§ YOUR INSTRUCTIONS: Which lines hold the word "color"? Copy each of them.

******

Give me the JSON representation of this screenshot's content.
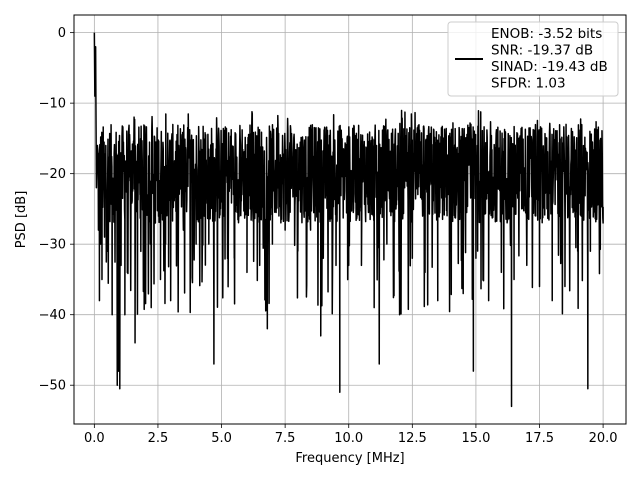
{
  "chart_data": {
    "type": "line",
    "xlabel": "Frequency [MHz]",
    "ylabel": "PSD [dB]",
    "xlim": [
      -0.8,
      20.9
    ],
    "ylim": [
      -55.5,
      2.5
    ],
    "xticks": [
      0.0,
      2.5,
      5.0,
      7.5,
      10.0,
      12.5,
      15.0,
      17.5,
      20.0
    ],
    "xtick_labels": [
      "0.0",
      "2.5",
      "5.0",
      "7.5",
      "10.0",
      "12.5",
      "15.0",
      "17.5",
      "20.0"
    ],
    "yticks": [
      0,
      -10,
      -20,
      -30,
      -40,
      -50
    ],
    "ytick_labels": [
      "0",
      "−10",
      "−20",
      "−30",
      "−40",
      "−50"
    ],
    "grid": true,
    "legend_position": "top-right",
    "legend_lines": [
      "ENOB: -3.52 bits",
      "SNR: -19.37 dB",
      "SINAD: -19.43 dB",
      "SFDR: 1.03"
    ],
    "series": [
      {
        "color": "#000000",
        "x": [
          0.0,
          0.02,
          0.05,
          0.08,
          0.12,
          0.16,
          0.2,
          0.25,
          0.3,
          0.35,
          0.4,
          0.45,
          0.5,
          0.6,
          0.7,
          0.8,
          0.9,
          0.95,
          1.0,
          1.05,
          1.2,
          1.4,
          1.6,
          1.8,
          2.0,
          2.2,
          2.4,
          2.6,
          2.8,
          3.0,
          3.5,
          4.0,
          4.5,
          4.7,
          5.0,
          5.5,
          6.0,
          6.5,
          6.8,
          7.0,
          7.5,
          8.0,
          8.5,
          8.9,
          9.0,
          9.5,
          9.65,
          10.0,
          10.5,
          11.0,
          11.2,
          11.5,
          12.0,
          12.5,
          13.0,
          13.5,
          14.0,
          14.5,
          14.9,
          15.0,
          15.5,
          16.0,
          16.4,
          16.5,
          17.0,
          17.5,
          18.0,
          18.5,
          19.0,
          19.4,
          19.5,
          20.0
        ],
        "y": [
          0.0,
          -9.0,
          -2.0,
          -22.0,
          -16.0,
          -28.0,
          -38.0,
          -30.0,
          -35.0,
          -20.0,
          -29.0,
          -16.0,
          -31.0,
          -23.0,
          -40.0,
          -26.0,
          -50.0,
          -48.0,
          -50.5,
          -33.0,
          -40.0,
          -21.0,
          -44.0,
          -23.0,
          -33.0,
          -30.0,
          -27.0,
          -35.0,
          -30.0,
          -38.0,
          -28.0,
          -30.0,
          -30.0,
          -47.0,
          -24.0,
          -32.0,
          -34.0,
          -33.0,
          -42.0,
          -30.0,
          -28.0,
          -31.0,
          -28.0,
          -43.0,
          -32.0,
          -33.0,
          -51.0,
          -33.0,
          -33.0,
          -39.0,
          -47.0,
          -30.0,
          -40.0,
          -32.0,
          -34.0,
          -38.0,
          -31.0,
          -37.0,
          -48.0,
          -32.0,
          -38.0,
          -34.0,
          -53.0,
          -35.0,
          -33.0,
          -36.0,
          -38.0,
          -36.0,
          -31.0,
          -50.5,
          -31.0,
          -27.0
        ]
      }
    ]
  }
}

******

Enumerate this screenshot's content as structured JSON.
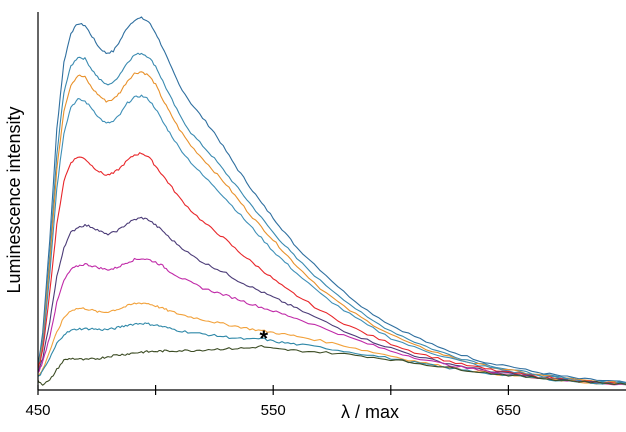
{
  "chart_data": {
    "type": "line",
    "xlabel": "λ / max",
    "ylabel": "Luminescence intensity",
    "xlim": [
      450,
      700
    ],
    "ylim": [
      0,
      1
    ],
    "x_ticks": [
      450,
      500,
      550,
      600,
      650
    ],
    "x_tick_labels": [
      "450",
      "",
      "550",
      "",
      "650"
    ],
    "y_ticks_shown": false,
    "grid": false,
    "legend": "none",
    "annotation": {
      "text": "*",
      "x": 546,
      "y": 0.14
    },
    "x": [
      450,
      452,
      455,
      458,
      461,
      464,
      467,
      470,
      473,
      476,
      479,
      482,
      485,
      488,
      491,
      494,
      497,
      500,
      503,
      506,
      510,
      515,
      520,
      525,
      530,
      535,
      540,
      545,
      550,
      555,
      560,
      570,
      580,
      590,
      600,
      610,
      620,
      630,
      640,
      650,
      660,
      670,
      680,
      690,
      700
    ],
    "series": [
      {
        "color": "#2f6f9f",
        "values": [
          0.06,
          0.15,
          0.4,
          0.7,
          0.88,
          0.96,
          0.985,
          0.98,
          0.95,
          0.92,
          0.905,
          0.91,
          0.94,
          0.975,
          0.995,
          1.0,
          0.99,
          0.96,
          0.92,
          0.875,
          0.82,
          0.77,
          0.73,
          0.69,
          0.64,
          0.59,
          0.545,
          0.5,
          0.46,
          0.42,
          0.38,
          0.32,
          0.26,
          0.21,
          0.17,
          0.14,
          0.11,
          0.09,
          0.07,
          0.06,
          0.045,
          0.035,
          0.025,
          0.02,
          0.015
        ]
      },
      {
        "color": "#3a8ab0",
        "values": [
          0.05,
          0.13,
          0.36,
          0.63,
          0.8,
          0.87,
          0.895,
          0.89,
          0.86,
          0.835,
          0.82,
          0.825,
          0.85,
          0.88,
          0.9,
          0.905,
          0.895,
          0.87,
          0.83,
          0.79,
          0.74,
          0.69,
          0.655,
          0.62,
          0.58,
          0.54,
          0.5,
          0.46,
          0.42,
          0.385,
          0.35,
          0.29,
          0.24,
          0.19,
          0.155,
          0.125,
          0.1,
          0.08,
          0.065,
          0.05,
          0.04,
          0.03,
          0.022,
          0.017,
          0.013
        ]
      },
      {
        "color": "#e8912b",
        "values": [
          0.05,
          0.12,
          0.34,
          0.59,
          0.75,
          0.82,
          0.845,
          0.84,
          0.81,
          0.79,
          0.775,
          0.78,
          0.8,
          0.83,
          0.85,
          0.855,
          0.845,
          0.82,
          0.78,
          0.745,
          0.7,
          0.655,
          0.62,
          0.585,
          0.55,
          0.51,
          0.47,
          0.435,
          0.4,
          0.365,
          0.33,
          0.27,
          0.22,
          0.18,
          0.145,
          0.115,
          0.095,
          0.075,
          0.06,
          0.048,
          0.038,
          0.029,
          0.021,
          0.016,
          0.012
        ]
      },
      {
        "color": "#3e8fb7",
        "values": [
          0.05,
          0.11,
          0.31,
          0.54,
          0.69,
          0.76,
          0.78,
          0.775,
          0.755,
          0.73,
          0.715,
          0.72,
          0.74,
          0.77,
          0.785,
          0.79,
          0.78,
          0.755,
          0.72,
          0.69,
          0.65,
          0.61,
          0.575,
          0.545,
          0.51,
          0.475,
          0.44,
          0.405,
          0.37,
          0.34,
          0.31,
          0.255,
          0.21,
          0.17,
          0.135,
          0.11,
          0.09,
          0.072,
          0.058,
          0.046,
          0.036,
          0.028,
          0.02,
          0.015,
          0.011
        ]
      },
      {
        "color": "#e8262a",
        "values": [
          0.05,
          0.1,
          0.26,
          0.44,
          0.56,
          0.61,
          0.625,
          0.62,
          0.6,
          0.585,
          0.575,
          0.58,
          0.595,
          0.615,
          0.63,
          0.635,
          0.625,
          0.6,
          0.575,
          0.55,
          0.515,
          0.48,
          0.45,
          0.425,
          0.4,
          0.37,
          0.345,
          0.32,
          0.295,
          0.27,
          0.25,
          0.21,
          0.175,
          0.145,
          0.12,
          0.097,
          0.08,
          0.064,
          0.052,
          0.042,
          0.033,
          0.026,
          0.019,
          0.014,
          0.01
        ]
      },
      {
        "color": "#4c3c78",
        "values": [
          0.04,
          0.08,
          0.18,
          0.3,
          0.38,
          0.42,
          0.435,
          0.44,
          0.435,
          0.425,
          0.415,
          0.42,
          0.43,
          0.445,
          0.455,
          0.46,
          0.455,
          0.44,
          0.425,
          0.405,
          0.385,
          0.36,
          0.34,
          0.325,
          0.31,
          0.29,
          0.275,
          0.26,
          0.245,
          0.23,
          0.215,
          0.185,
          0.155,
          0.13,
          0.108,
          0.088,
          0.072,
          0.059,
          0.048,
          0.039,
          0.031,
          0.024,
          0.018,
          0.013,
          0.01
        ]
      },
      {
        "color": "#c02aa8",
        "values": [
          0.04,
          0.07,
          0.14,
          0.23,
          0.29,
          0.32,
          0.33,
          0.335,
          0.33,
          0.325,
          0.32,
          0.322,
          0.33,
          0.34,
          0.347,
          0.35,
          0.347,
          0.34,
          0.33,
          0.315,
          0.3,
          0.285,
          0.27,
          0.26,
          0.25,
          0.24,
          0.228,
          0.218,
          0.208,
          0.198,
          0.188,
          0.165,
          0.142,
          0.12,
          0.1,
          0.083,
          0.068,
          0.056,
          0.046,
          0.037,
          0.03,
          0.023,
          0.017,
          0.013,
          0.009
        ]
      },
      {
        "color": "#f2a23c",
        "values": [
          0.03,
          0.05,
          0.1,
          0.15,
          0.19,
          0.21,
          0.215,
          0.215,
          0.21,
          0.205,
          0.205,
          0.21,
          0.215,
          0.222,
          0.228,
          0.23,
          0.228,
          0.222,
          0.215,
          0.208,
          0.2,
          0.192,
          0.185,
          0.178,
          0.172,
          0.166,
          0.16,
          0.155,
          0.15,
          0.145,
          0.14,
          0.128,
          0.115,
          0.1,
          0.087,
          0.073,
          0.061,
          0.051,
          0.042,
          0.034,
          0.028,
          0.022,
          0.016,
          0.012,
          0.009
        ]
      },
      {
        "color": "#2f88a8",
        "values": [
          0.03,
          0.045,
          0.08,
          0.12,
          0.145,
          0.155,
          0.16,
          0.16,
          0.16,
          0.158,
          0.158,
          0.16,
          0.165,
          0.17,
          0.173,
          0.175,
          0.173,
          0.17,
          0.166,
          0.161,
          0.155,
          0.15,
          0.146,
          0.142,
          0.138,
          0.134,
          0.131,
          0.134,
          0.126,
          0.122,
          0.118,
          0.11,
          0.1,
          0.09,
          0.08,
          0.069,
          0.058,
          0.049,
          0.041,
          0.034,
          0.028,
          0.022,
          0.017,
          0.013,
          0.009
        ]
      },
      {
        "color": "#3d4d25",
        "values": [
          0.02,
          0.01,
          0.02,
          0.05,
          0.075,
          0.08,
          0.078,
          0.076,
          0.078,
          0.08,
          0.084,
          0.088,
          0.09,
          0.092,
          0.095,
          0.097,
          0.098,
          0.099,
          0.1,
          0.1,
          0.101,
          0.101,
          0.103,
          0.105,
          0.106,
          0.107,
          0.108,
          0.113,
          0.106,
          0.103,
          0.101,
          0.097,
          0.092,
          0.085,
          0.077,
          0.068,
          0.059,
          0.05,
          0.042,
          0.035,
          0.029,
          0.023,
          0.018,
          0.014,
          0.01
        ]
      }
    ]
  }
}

******

§ CORRECT OUTPUT:
        "color": "#000000",
        "color": "#2f6f9f",
        "color": "#3a8ab0",
        "color": "#e8912b",
        "color": "#3e8fb7",
        "color": "#e8262a",
        "color": "#4c3c78",
        "color": "#c02aa8",
        "color": "#f2a23c",
        "color": "#2f88a8",
        "color": "#3d4d25",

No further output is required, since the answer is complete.